▼

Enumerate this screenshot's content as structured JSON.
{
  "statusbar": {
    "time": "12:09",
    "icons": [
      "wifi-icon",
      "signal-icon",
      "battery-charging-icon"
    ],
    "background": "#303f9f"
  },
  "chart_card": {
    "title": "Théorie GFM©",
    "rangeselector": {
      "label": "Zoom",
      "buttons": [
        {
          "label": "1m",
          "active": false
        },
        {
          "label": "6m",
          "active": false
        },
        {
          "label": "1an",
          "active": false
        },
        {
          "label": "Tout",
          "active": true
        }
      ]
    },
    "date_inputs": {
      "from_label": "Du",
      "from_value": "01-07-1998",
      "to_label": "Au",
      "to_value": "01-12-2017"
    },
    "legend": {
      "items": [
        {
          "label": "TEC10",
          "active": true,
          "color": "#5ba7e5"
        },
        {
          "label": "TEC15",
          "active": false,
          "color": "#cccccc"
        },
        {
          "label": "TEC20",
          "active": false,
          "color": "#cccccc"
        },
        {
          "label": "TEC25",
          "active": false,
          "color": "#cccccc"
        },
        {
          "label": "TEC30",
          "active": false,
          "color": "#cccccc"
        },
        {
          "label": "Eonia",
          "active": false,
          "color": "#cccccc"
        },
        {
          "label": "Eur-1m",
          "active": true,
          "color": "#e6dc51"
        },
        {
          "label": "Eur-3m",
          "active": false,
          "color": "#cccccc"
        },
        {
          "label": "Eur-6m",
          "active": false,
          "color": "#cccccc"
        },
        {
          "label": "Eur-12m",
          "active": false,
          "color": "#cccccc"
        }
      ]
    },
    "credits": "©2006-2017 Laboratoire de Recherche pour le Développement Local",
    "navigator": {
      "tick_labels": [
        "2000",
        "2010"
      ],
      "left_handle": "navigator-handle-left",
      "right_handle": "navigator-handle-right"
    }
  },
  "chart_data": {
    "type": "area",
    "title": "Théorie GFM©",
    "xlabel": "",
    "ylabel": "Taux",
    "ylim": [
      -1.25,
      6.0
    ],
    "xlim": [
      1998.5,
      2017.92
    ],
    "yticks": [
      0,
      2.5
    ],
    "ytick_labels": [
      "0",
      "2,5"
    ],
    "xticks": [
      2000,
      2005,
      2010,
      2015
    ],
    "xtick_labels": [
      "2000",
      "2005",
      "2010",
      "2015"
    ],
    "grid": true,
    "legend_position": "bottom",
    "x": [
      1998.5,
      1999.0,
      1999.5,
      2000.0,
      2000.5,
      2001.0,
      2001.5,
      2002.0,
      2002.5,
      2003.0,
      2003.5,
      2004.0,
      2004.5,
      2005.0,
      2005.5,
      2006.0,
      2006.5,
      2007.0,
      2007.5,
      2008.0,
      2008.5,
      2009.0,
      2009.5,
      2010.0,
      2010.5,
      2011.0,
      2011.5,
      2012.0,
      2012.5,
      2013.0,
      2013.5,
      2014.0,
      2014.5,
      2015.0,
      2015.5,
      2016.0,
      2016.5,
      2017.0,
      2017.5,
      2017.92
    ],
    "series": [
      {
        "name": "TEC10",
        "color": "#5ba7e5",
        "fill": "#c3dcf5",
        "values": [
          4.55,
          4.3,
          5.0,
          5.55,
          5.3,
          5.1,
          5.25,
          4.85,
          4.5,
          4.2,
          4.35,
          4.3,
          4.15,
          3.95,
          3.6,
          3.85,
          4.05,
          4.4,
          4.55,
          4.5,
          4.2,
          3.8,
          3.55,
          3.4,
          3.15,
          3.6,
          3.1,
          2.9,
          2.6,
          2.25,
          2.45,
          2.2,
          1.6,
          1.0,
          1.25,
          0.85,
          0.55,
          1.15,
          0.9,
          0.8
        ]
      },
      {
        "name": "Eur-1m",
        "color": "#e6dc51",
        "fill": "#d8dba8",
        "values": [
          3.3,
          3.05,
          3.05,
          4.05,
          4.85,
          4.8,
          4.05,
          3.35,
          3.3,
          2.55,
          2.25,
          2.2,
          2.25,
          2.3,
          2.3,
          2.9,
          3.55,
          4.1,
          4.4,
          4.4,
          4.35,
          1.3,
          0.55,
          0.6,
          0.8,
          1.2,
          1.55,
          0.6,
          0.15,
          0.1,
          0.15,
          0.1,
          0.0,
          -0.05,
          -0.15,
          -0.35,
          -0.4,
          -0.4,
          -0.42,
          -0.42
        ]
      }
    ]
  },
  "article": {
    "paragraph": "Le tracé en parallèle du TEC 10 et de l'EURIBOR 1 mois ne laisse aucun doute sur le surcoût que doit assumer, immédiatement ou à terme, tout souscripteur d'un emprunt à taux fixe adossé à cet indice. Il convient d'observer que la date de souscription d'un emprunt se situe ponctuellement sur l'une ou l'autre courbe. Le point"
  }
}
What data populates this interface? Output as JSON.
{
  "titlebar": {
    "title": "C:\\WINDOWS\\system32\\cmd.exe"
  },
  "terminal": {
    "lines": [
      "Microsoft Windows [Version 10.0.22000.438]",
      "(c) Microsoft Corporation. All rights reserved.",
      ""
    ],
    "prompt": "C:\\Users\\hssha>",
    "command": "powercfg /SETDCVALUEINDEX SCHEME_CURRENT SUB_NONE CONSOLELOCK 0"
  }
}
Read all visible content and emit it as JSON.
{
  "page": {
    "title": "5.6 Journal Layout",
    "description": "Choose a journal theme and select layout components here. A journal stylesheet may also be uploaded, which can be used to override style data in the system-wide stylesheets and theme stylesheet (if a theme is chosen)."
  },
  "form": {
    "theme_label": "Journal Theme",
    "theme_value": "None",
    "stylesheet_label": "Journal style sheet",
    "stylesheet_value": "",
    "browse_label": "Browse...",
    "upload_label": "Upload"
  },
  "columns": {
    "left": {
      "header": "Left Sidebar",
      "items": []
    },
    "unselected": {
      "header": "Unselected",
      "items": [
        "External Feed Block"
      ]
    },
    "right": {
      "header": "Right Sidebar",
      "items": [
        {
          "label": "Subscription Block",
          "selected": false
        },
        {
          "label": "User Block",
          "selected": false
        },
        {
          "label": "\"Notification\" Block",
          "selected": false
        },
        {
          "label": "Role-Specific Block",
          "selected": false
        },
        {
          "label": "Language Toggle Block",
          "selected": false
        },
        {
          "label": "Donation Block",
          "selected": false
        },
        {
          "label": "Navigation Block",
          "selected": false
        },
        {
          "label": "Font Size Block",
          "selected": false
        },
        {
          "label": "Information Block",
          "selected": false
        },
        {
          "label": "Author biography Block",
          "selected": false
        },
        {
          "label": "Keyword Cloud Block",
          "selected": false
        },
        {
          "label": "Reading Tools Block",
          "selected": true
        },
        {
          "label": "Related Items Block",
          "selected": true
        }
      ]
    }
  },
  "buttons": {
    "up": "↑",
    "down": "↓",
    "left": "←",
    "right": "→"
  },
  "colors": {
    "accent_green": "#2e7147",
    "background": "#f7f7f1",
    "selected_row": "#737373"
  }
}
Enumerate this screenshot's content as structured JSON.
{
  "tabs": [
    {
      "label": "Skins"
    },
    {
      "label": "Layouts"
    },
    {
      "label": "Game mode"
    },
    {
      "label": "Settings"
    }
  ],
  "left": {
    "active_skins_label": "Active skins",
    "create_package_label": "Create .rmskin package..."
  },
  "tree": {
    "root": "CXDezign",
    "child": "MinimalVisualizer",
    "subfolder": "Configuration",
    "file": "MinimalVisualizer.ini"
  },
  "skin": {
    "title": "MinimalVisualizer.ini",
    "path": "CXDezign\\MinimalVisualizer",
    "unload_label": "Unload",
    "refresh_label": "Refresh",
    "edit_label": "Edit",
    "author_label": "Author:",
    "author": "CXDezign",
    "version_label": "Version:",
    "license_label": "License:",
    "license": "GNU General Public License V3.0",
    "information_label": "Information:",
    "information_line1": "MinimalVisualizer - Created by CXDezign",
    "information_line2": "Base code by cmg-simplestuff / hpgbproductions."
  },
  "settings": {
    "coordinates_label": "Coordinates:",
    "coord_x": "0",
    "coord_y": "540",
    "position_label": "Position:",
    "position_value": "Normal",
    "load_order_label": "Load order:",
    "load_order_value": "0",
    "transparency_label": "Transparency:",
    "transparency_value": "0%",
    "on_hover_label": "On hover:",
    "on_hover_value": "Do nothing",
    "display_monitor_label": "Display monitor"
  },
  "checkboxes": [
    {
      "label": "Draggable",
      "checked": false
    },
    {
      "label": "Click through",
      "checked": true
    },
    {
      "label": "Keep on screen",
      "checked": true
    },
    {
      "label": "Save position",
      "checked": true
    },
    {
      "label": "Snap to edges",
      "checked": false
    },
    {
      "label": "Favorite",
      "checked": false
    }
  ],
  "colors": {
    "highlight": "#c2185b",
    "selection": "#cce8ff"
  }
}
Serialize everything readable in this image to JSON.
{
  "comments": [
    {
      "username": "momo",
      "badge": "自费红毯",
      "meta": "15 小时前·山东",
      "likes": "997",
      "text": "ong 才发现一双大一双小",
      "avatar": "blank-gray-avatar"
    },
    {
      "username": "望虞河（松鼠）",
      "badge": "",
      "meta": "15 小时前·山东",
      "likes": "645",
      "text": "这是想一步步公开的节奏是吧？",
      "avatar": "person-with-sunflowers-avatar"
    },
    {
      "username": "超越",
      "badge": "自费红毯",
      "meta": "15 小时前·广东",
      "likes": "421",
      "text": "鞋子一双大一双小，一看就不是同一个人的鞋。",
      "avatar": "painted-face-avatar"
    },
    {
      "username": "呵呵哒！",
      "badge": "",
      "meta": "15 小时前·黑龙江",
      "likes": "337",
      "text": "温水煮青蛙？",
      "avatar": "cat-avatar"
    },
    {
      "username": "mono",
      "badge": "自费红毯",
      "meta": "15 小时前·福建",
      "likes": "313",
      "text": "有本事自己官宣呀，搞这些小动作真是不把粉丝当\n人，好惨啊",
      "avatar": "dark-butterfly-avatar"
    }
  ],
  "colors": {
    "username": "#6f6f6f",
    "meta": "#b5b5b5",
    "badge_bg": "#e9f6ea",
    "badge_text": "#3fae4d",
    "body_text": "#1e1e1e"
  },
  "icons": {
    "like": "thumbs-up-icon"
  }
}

▲

Description of the task:
Write out exactly the lines starting with the one that holds "Serialize everything readable" and running through the last line above.

Task solution:
Serialize everything readable in this image to JSON.
{
  "comments": [
    {
      "username": "momo",
      "badge": "自费红毯",
      "meta": "15 小时前·山东",
      "likes": "997",
      "text": "ong 才发现一双大一双小",
      "avatar": "blank-gray-avatar"
    },
    {
      "username": "望虞河（松鼠）",
      "badge": "",
      "meta": "15 小时前·山东",
      "likes": "645",
      "text": "这是想一步步公开的节奏是吧？",
      "avatar": "person-with-sunflowers-avatar"
    },
    {
      "username": "超越",
      "badge": "自费红毯",
      "meta": "15 小时前·广东",
      "likes": "421",
      "text": "鞋子一双大一双小，一看就不是同一个人的鞋。",
      "avatar": "painted-face-avatar"
    },
    {
      "username": "呵呵哒！",
      "badge": "",
      "meta": "15 小时前·黑龙江",
      "likes": "337",
      "text": "温水煮青蛙？",
      "avatar": "cat-avatar"
    },
    {
      "username": "mono",
      "badge": "自费红毯",
      "meta": "15 小时前·福建",
      "likes": "313",
      "text": "有本事自己官宣呀，搞这些小动作真是不把粉丝当\n人，好惨啊",
      "avatar": "dark-butterfly-avatar"
    }
  ],
  "colors": {
    "username": "#6f6f6f",
    "meta": "#b5b5b5",
    "badge_bg": "#e9f6ea",
    "badge_text": "#3fae4d",
    "body_text": "#1e1e1e"
  },
  "icons": {
    "like": "thumbs-up-icon"
  }
}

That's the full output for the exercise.